## Exercise task
How many lines in the records below contain the word "icon"? Give only the number.

## Dataset rows
- - -
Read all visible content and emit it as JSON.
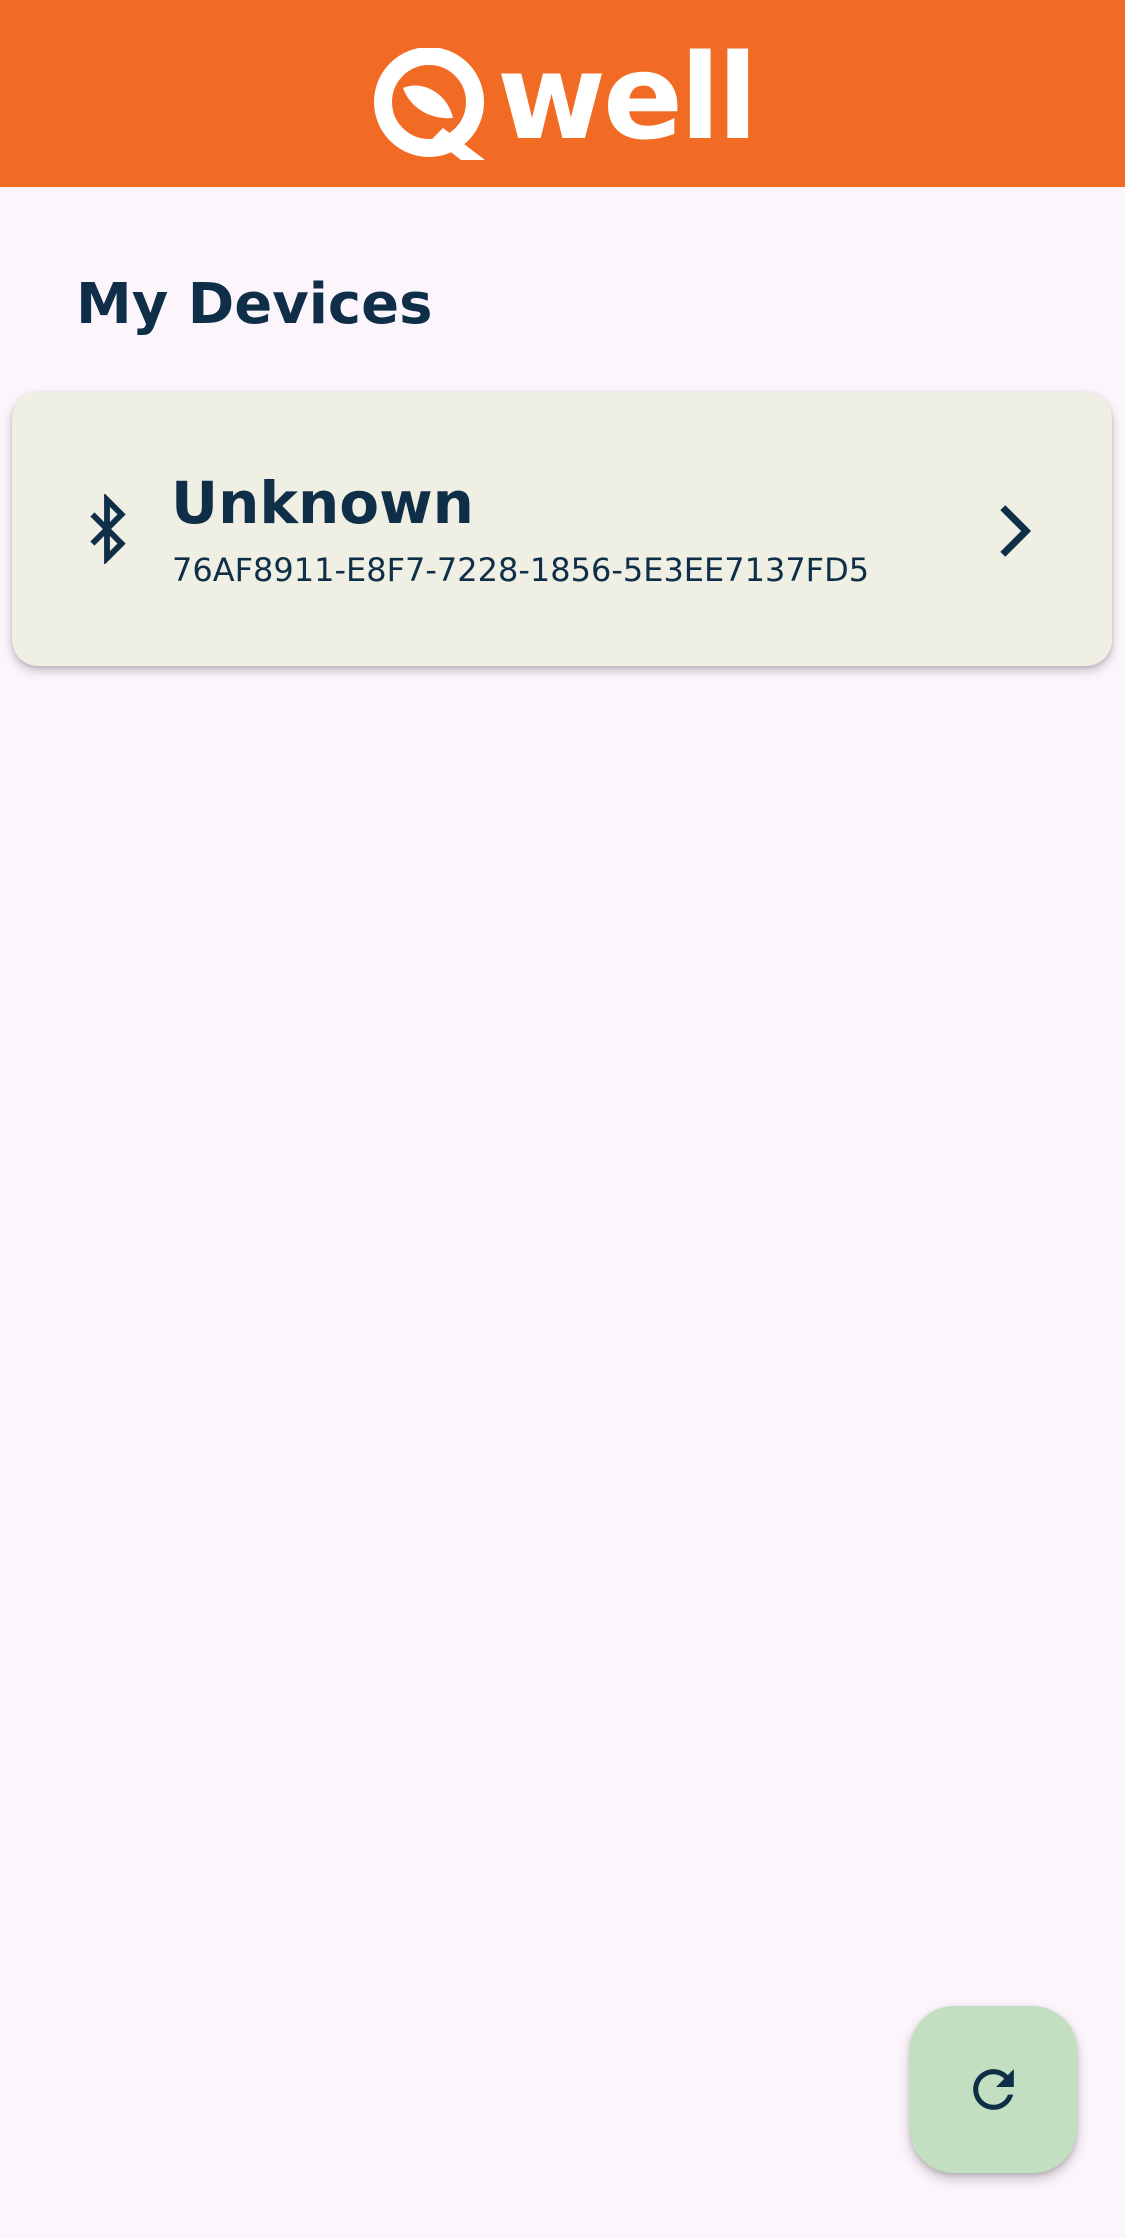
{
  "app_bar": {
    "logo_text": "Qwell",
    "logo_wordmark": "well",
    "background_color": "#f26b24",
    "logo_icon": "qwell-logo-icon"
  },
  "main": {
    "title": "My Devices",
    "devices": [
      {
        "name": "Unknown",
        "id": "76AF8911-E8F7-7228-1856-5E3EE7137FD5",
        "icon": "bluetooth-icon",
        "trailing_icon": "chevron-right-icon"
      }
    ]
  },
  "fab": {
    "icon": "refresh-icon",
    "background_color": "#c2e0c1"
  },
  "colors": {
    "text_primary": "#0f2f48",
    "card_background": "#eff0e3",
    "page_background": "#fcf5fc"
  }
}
- - -
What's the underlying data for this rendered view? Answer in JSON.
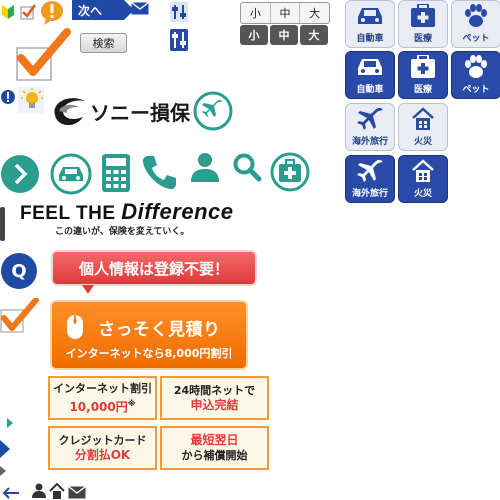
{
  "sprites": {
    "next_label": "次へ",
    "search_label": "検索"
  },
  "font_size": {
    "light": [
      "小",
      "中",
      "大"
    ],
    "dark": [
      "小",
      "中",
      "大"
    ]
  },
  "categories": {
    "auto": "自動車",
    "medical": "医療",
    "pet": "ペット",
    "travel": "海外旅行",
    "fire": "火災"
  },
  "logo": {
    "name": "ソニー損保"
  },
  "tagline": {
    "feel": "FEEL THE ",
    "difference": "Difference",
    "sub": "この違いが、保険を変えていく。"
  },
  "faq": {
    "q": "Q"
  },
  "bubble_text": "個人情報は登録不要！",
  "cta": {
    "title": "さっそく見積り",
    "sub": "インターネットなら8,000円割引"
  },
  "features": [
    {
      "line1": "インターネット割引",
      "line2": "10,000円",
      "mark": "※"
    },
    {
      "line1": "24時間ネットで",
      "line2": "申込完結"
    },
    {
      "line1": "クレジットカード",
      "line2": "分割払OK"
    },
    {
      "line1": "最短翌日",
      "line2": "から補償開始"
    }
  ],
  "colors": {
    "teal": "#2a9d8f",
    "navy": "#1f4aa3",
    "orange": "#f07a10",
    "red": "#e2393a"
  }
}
- - -
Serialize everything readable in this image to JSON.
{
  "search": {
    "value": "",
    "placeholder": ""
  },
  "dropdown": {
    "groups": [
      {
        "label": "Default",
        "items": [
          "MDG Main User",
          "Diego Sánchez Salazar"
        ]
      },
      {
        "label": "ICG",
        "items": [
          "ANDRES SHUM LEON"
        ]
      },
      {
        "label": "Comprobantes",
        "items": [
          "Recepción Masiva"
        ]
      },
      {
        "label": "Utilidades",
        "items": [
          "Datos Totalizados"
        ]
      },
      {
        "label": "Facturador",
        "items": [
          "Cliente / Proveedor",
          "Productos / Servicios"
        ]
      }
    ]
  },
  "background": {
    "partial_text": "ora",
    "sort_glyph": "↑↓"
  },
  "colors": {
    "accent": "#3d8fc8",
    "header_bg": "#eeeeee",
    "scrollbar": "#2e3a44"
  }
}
- - -
## Written response
4